→ **DESCRIPTION OF THE TASK**
Separate out the lines that hold "color".

--- Begin INPUT ROWS ---

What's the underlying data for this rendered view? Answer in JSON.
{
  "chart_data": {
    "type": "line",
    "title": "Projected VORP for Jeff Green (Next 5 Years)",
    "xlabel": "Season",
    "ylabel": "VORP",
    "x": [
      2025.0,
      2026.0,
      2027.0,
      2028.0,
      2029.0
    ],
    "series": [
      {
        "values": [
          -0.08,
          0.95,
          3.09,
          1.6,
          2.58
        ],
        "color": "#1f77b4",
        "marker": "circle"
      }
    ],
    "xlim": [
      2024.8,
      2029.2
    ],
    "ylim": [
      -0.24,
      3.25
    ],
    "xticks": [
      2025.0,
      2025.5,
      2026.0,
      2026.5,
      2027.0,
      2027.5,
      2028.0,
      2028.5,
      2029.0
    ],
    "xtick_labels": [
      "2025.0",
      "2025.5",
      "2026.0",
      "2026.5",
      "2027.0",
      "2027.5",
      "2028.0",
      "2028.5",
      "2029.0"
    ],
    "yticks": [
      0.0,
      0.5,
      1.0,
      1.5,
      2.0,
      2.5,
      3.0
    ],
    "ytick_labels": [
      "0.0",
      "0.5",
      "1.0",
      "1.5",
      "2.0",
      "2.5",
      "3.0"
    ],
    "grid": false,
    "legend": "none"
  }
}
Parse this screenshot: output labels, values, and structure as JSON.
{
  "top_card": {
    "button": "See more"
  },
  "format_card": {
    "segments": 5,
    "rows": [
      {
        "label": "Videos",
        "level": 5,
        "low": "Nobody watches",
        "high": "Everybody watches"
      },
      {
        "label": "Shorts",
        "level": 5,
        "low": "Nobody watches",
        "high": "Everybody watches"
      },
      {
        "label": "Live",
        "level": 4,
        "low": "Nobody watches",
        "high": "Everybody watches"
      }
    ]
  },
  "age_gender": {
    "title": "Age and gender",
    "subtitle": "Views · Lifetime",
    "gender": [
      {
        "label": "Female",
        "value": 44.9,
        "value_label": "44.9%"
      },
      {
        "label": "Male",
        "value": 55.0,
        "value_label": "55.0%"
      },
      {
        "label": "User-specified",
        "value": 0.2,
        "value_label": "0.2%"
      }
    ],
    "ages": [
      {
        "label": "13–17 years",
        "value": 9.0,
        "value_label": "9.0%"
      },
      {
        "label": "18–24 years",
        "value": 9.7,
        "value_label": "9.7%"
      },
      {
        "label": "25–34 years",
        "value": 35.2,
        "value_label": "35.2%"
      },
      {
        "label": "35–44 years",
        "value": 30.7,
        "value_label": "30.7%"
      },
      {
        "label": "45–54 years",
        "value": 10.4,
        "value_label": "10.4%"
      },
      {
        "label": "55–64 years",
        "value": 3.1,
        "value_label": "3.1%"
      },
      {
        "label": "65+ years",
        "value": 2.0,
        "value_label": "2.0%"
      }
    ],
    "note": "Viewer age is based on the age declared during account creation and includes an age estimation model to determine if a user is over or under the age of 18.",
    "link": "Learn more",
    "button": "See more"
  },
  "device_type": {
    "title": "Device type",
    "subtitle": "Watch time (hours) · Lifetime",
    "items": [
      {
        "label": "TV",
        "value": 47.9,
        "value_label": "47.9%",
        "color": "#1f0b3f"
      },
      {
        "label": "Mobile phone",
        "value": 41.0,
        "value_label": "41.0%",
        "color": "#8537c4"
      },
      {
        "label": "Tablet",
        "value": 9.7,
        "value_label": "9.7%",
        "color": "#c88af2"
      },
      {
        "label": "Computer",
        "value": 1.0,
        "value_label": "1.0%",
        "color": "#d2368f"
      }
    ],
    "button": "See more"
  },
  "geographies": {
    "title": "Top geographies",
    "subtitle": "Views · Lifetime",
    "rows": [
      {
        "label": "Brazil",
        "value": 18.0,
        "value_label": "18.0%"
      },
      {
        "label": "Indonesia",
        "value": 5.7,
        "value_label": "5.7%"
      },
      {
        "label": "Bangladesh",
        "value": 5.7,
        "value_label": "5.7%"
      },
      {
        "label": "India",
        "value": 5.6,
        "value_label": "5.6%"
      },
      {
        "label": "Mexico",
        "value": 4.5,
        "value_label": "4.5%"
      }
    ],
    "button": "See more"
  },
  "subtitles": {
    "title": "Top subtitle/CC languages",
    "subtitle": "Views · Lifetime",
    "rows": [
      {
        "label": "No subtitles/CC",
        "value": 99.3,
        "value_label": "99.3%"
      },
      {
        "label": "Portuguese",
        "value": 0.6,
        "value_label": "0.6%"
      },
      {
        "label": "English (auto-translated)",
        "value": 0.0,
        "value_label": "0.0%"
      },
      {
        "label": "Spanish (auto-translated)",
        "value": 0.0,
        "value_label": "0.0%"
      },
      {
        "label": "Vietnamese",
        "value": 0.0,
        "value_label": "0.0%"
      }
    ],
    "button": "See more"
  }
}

--- End INPUT ROWS ---

→ **RESPONSE TO THE TASK**
        "color": "#1f77b4",
        "color": "#1f0b3f"
        "color": "#8537c4"
        "color": "#c88af2"
        "color": "#d2368f"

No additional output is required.